### SUPPLIED DATA
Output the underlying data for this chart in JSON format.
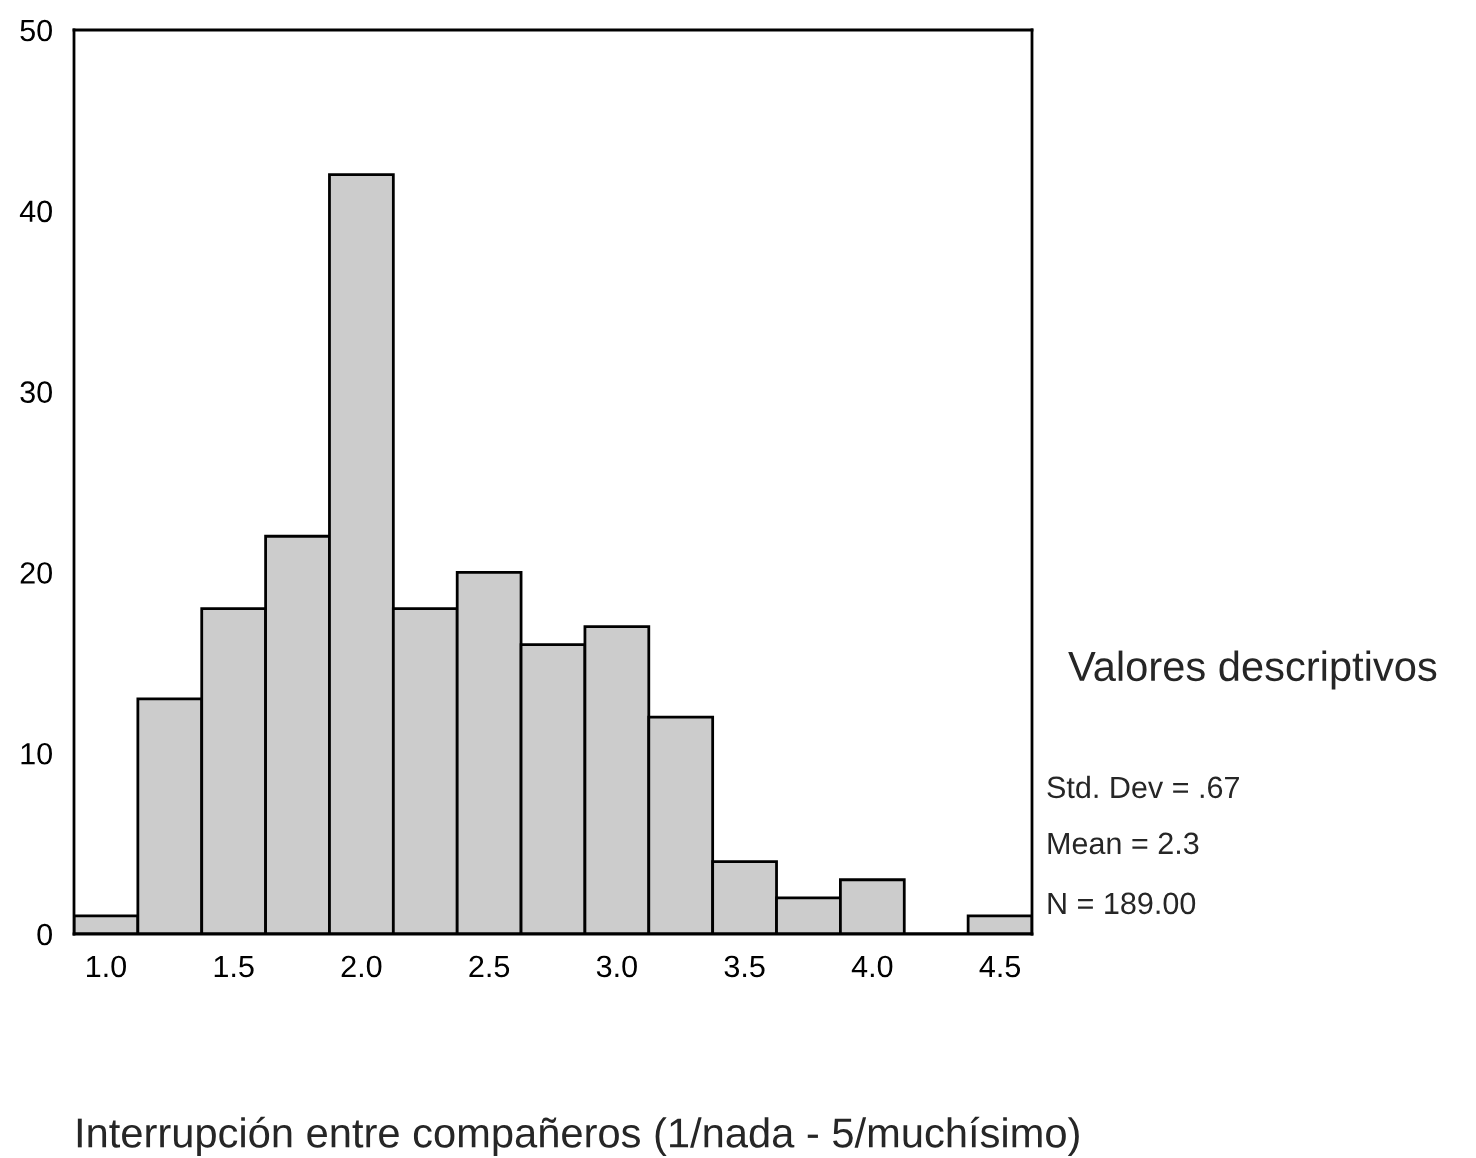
{
  "chart_data": {
    "type": "histogram",
    "xlabel": "Interrupción entre compañeros (1/nada - 5/muchísimo)",
    "bins": [
      0.875,
      1.125,
      1.375,
      1.625,
      1.875,
      2.125,
      2.375,
      2.625,
      2.875,
      3.125,
      3.375,
      3.625,
      3.875,
      4.125,
      4.375,
      4.625
    ],
    "values": [
      1,
      13,
      18,
      22,
      42,
      18,
      20,
      16,
      17,
      12,
      4,
      2,
      3,
      0,
      1
    ],
    "color": "#cccccc",
    "xlim": [
      0.875,
      4.625
    ],
    "xticks": [
      {
        "value": 1.0,
        "label": "1.0"
      },
      {
        "value": 1.5,
        "label": "1.5"
      },
      {
        "value": 2.0,
        "label": "2.0"
      },
      {
        "value": 2.5,
        "label": "2.5"
      },
      {
        "value": 3.0,
        "label": "3.0"
      },
      {
        "value": 3.5,
        "label": "3.5"
      },
      {
        "value": 4.0,
        "label": "4.0"
      },
      {
        "value": 4.5,
        "label": "4.5"
      }
    ],
    "ylim": [
      0,
      50
    ],
    "yticks": [
      0,
      10,
      20,
      30,
      40,
      50
    ],
    "grid": false,
    "annotations": [
      "Valores descriptivos",
      "Std. Dev = .67",
      "Mean = 2.3",
      "N = 189.00"
    ]
  }
}
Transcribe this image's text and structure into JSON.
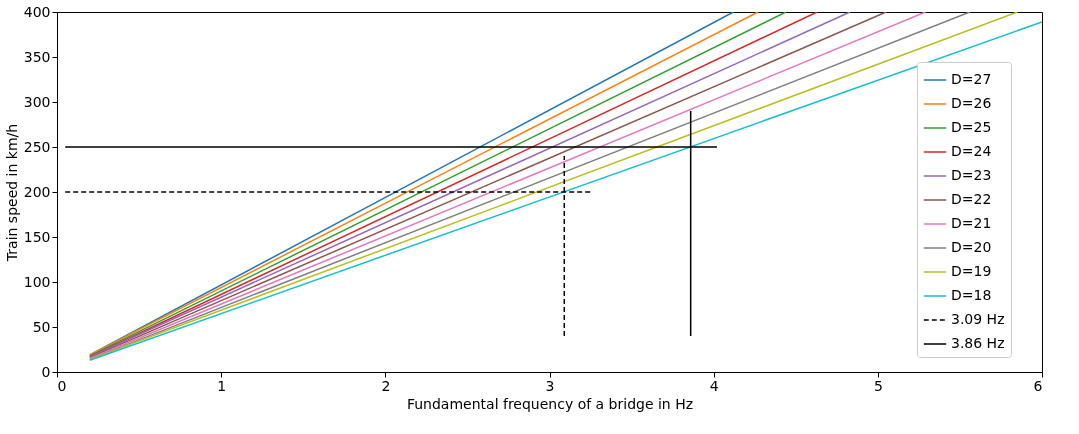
{
  "chart_data": {
    "type": "line",
    "xlabel": "Fundamental frequency of a bridge in Hz",
    "ylabel": "Train speed in km/h",
    "xlim": [
      0,
      6
    ],
    "ylim": [
      0,
      400
    ],
    "xticks": [
      0,
      1,
      2,
      3,
      4,
      5,
      6
    ],
    "yticks": [
      0,
      50,
      100,
      150,
      200,
      250,
      300,
      350,
      400
    ],
    "grid": false,
    "legend": "right",
    "marker": "none",
    "line_style": "solid",
    "series": [
      {
        "name": "D=27",
        "color": "#1f77b4",
        "x": [
          0.2,
          4.12
        ],
        "values": [
          19,
          400
        ]
      },
      {
        "name": "D=26",
        "color": "#ff7f0e",
        "x": [
          0.2,
          4.27
        ],
        "values": [
          19,
          400
        ]
      },
      {
        "name": "D=25",
        "color": "#2ca02c",
        "x": [
          0.2,
          4.44
        ],
        "values": [
          18,
          400
        ]
      },
      {
        "name": "D=24",
        "color": "#d62728",
        "x": [
          0.2,
          4.63
        ],
        "values": [
          17,
          400
        ]
      },
      {
        "name": "D=23",
        "color": "#9467bd",
        "x": [
          0.2,
          4.83
        ],
        "values": [
          17,
          400
        ]
      },
      {
        "name": "D=22",
        "color": "#8c564b",
        "x": [
          0.2,
          5.05
        ],
        "values": [
          16,
          400
        ]
      },
      {
        "name": "D=21",
        "color": "#e377c2",
        "x": [
          0.2,
          5.29
        ],
        "values": [
          15,
          400
        ]
      },
      {
        "name": "D=20",
        "color": "#7f7f7f",
        "x": [
          0.2,
          5.56
        ],
        "values": [
          14,
          400
        ]
      },
      {
        "name": "D=19",
        "color": "#bcbd22",
        "x": [
          0.2,
          5.85
        ],
        "values": [
          14,
          400
        ]
      },
      {
        "name": "D=18",
        "color": "#17becf",
        "x": [
          0.2,
          6
        ],
        "values": [
          13,
          389
        ]
      },
      {
        "name": "3.09 Hz",
        "color": "#000000",
        "line_style": "dashed",
        "x": [
          0.05,
          3.25,
          null,
          3.09,
          3.09
        ],
        "values": [
          200,
          200,
          null,
          40,
          240
        ]
      },
      {
        "name": "3.86 Hz",
        "color": "#000000",
        "line_style": "solid",
        "x": [
          0.05,
          4.02,
          null,
          3.86,
          3.86
        ],
        "values": [
          250,
          250,
          null,
          40,
          290
        ]
      }
    ]
  }
}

### SET PROBLEM
Each line that holds the word "JSON" is to be copied.

### RESULT
Output the underlying data for this chart in JSON format.
Transcribe this image's text and structure into JSON.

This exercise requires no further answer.